- PROBLEM DESCRIPTION: Count every line that holds the string "Price", and report the number alone.

--------

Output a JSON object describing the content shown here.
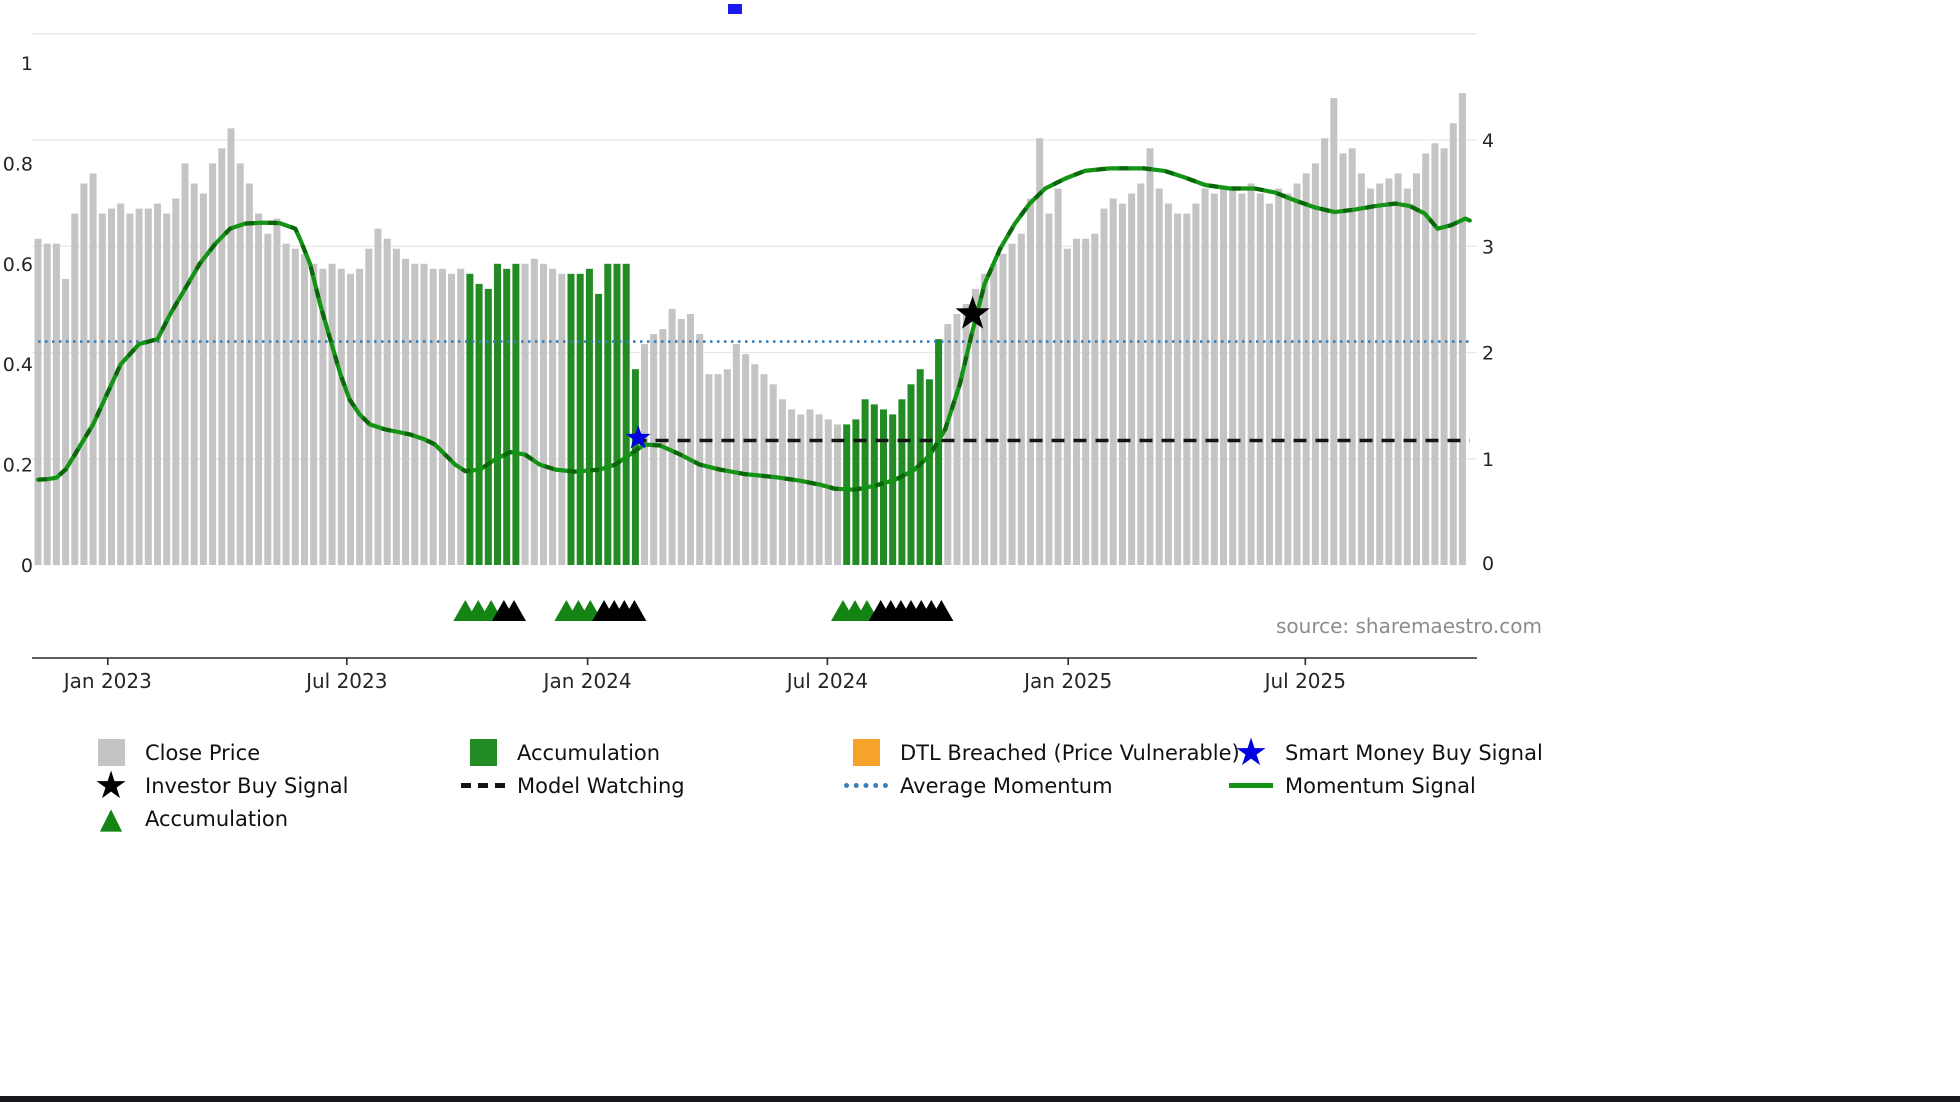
{
  "page": {
    "source_text": "source: sharemaestro.com"
  },
  "chart_data": {
    "type": "composite",
    "subtypes": [
      "bar",
      "line"
    ],
    "grid": "on",
    "x_ticks": [
      {
        "i": 7.6,
        "label": "Jan 2023"
      },
      {
        "i": 33.6,
        "label": "Jul 2023"
      },
      {
        "i": 59.8,
        "label": "Jan 2024"
      },
      {
        "i": 85.9,
        "label": "Jul 2024"
      },
      {
        "i": 112.1,
        "label": "Jan 2025"
      },
      {
        "i": 137.9,
        "label": "Jul 2025"
      }
    ],
    "y_axis_left": {
      "labels": [
        "0",
        "0.2",
        "0.4",
        "0.6",
        "0.8",
        "1"
      ],
      "values": [
        0,
        0.2,
        0.4,
        0.6,
        0.8,
        1
      ],
      "range": [
        0,
        1
      ]
    },
    "y_axis_right": {
      "labels": [
        "0",
        "1",
        "2",
        "3",
        "4"
      ],
      "values": [
        0,
        1,
        2,
        3,
        4
      ],
      "left_per_unit": 0.2117
    },
    "bars": {
      "name": "Close Price",
      "accumulation_name": "Accumulation",
      "color_close": "#c4c4c4",
      "color_accumulation": "#238b23",
      "green_ranges": [
        [
          47,
          52
        ],
        [
          58,
          65
        ],
        [
          88,
          98
        ]
      ],
      "values": [
        0.65,
        0.64,
        0.64,
        0.57,
        0.7,
        0.76,
        0.78,
        0.7,
        0.71,
        0.72,
        0.7,
        0.71,
        0.71,
        0.72,
        0.7,
        0.73,
        0.8,
        0.76,
        0.74,
        0.8,
        0.83,
        0.87,
        0.8,
        0.76,
        0.7,
        0.66,
        0.69,
        0.64,
        0.63,
        0.62,
        0.6,
        0.59,
        0.6,
        0.59,
        0.58,
        0.59,
        0.63,
        0.67,
        0.65,
        0.63,
        0.61,
        0.6,
        0.6,
        0.59,
        0.59,
        0.58,
        0.59,
        0.58,
        0.56,
        0.55,
        0.6,
        0.59,
        0.6,
        0.6,
        0.61,
        0.6,
        0.59,
        0.58,
        0.58,
        0.58,
        0.59,
        0.54,
        0.6,
        0.6,
        0.6,
        0.39,
        0.44,
        0.46,
        0.47,
        0.51,
        0.49,
        0.5,
        0.46,
        0.38,
        0.38,
        0.39,
        0.44,
        0.42,
        0.4,
        0.38,
        0.36,
        0.33,
        0.31,
        0.3,
        0.31,
        0.3,
        0.29,
        0.28,
        0.28,
        0.29,
        0.33,
        0.32,
        0.31,
        0.3,
        0.33,
        0.36,
        0.39,
        0.37,
        0.45,
        0.48,
        0.5,
        0.52,
        0.55,
        0.58,
        0.6,
        0.62,
        0.64,
        0.66,
        0.73,
        0.85,
        0.7,
        0.75,
        0.63,
        0.65,
        0.65,
        0.66,
        0.71,
        0.73,
        0.72,
        0.74,
        0.76,
        0.83,
        0.75,
        0.72,
        0.7,
        0.7,
        0.72,
        0.75,
        0.74,
        0.75,
        0.75,
        0.74,
        0.76,
        0.74,
        0.72,
        0.75,
        0.74,
        0.76,
        0.78,
        0.8,
        0.85,
        0.93,
        0.82,
        0.83,
        0.78,
        0.75,
        0.76,
        0.77,
        0.78,
        0.75,
        0.78,
        0.82,
        0.84,
        0.83,
        0.88,
        0.94
      ]
    },
    "momentum_line": {
      "name": "Momentum Signal",
      "color": "#149414",
      "dash_color": "#0b660b",
      "points": [
        [
          0,
          0.17
        ],
        [
          1,
          0.171
        ],
        [
          2,
          0.174
        ],
        [
          3,
          0.19
        ],
        [
          4,
          0.22
        ],
        [
          5,
          0.25
        ],
        [
          6,
          0.28
        ],
        [
          7,
          0.32
        ],
        [
          8,
          0.36
        ],
        [
          9,
          0.4
        ],
        [
          10,
          0.42
        ],
        [
          11,
          0.44
        ],
        [
          12,
          0.445
        ],
        [
          13,
          0.45
        ],
        [
          14.4,
          0.5
        ],
        [
          16,
          0.55
        ],
        [
          17.6,
          0.6
        ],
        [
          19.3,
          0.64
        ],
        [
          20.9,
          0.67
        ],
        [
          22.5,
          0.68
        ],
        [
          24.5,
          0.682
        ],
        [
          26.3,
          0.681
        ],
        [
          28,
          0.67
        ],
        [
          28.5,
          0.65
        ],
        [
          29.6,
          0.6
        ],
        [
          30.7,
          0.52
        ],
        [
          31.8,
          0.45
        ],
        [
          32.9,
          0.38
        ],
        [
          33.9,
          0.33
        ],
        [
          35,
          0.3
        ],
        [
          36.1,
          0.28
        ],
        [
          37.8,
          0.27
        ],
        [
          39.2,
          0.265
        ],
        [
          40.5,
          0.26
        ],
        [
          42.1,
          0.25
        ],
        [
          43.2,
          0.24
        ],
        [
          44.3,
          0.22
        ],
        [
          45.4,
          0.2
        ],
        [
          46.5,
          0.187
        ],
        [
          48.1,
          0.19
        ],
        [
          49.7,
          0.21
        ],
        [
          51.4,
          0.225
        ],
        [
          53,
          0.22
        ],
        [
          54.6,
          0.2
        ],
        [
          56.3,
          0.19
        ],
        [
          58.4,
          0.186
        ],
        [
          61.1,
          0.19
        ],
        [
          62.8,
          0.2
        ],
        [
          64.4,
          0.22
        ],
        [
          66,
          0.24
        ],
        [
          67.7,
          0.238
        ],
        [
          69.9,
          0.22
        ],
        [
          72,
          0.2
        ],
        [
          74.2,
          0.19
        ],
        [
          76.9,
          0.181
        ],
        [
          80.2,
          0.175
        ],
        [
          82.9,
          0.168
        ],
        [
          85.1,
          0.16
        ],
        [
          86.7,
          0.152
        ],
        [
          88.9,
          0.15
        ],
        [
          91.1,
          0.158
        ],
        [
          93.3,
          0.17
        ],
        [
          95.4,
          0.19
        ],
        [
          97.1,
          0.22
        ],
        [
          98.7,
          0.27
        ],
        [
          100.3,
          0.36
        ],
        [
          101.6,
          0.46
        ],
        [
          103,
          0.56
        ],
        [
          104.7,
          0.63
        ],
        [
          106.3,
          0.68
        ],
        [
          107.9,
          0.72
        ],
        [
          109.6,
          0.75
        ],
        [
          111.8,
          0.77
        ],
        [
          113.9,
          0.785
        ],
        [
          116.6,
          0.79
        ],
        [
          120.4,
          0.79
        ],
        [
          122.6,
          0.785
        ],
        [
          124.8,
          0.772
        ],
        [
          127,
          0.757
        ],
        [
          129.7,
          0.75
        ],
        [
          132.4,
          0.75
        ],
        [
          134.6,
          0.742
        ],
        [
          136.8,
          0.726
        ],
        [
          139,
          0.712
        ],
        [
          141.1,
          0.703
        ],
        [
          143.3,
          0.708
        ],
        [
          145.5,
          0.715
        ],
        [
          147.7,
          0.72
        ],
        [
          149.3,
          0.715
        ],
        [
          150.9,
          0.7
        ],
        [
          152.3,
          0.67
        ],
        [
          153.8,
          0.677
        ],
        [
          155.3,
          0.69
        ],
        [
          155.8,
          0.686
        ]
      ]
    },
    "average_momentum": {
      "name": "Average Momentum",
      "value": 0.445,
      "color": "#3a7ebf"
    },
    "model_watching": {
      "name": "Model Watching",
      "value": 0.248,
      "x_start": 64.8,
      "x_end": 155.8,
      "color": "#141414"
    },
    "markers": {
      "smart_money_buy_signal": {
        "name": "Smart Money Buy Signal",
        "i": 65.3,
        "value": 0.253,
        "color": "#0000e0"
      },
      "investor_buy_signal": {
        "name": "Investor Buy Signal",
        "i": 101.7,
        "value": 0.5,
        "color": "#000000"
      },
      "accumulation_triangles": {
        "name": "Accumulation",
        "color_green": "#148514",
        "color_black": "#000000",
        "green_i": [
          46.5,
          47.9,
          49.3,
          57.5,
          58.8,
          60.1,
          87.6,
          88.9,
          90.2
        ],
        "black_i": [
          50.7,
          51.8,
          61.6,
          62.7,
          63.8,
          64.9,
          91.7,
          92.8,
          93.9,
          95.0,
          96.1,
          97.2,
          98.3
        ]
      }
    }
  },
  "legend": {
    "items": [
      {
        "label": "Close Price",
        "swatch": "square",
        "color": "#c4c4c4"
      },
      {
        "label": "Accumulation",
        "swatch": "square",
        "color": "#238b23"
      },
      {
        "label": "DTL Breached (Price Vulnerable)",
        "swatch": "square",
        "color": "#f5a32a"
      },
      {
        "label": "Smart Money Buy Signal",
        "swatch": "star",
        "color": "#0000e0"
      },
      {
        "label": "Investor Buy Signal",
        "swatch": "star",
        "color": "#000000"
      },
      {
        "label": "Model Watching",
        "swatch": "line-dashed",
        "color": "#141414"
      },
      {
        "label": "Average Momentum",
        "swatch": "line-dotted",
        "color": "#3a7ebf"
      },
      {
        "label": "Momentum Signal",
        "swatch": "line-solid",
        "color": "#149414"
      },
      {
        "label": "Accumulation",
        "swatch": "triangle",
        "color": "#148514"
      }
    ]
  }
}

--------

- PROBLEM SOLUTION: 3